*STATED EXERCISE*
Count every line below that contains "Predicted", then state the total with no other output.

*RECORDED DATA*
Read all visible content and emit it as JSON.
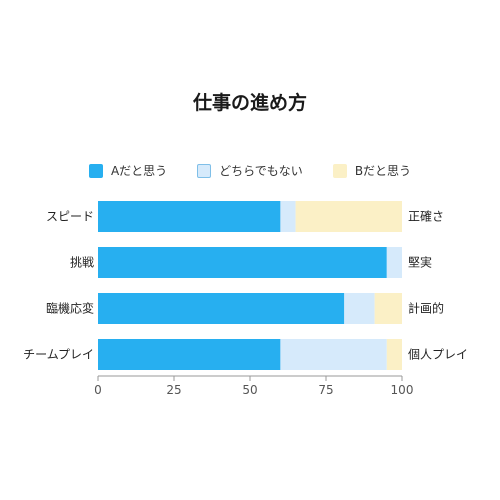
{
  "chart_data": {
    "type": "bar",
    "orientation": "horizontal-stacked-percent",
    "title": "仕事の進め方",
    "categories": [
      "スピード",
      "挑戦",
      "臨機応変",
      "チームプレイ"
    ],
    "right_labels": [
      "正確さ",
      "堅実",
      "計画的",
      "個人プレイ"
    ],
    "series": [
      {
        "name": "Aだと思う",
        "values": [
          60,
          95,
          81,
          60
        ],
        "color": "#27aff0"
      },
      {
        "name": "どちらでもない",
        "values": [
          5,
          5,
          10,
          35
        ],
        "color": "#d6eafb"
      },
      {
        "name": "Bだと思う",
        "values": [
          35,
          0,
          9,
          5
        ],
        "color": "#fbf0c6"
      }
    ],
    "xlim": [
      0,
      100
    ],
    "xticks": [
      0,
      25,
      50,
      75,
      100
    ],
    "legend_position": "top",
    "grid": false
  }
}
...
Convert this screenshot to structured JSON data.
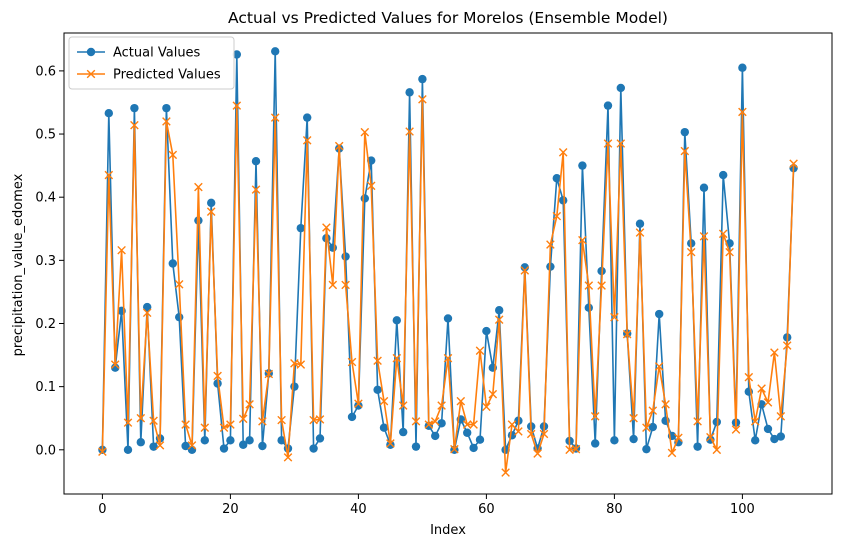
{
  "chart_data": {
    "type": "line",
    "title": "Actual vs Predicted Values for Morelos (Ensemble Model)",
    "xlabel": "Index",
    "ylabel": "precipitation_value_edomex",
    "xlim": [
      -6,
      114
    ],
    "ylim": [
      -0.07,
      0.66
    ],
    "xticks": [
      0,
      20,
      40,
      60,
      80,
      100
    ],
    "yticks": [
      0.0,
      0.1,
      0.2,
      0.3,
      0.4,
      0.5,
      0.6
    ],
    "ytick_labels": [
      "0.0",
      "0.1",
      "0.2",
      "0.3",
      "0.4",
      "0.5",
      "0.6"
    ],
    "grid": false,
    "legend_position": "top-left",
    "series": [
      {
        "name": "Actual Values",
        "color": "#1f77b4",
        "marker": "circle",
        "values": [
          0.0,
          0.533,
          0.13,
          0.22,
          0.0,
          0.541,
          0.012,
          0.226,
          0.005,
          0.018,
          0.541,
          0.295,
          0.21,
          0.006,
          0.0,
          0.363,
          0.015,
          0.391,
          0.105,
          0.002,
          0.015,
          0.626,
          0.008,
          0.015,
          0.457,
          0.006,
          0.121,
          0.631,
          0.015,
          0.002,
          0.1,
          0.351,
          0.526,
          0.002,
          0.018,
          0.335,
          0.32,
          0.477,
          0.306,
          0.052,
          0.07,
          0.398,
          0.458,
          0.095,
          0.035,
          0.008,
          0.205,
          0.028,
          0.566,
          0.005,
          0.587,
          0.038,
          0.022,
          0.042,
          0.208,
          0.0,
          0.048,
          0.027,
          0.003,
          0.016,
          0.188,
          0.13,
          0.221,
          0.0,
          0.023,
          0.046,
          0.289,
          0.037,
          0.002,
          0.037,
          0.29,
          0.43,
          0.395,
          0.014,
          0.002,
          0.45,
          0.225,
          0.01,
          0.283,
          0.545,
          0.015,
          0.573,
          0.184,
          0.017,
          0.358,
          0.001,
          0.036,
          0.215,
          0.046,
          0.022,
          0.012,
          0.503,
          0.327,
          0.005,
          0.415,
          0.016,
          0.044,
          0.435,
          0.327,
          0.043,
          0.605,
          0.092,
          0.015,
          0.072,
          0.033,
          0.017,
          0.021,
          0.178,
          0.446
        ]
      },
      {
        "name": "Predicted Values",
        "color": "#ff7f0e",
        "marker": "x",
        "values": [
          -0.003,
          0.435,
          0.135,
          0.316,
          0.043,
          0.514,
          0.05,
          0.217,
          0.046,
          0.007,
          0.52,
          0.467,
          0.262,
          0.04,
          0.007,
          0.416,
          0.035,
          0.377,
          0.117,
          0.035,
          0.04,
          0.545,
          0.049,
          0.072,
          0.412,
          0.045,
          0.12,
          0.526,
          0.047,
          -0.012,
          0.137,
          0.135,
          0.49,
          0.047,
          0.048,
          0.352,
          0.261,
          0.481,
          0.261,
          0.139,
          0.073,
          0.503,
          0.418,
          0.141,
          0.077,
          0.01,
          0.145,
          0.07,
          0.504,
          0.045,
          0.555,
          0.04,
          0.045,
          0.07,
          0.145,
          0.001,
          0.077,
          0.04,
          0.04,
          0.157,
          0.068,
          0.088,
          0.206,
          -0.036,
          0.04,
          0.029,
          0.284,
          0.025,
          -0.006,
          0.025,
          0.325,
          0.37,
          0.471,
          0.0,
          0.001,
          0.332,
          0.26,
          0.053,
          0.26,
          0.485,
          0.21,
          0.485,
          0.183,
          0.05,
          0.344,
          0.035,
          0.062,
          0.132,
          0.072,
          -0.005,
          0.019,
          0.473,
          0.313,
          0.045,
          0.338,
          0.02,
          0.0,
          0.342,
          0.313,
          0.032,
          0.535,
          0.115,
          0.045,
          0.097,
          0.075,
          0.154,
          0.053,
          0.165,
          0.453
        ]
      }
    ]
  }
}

*EXPECTED ANSWER*
2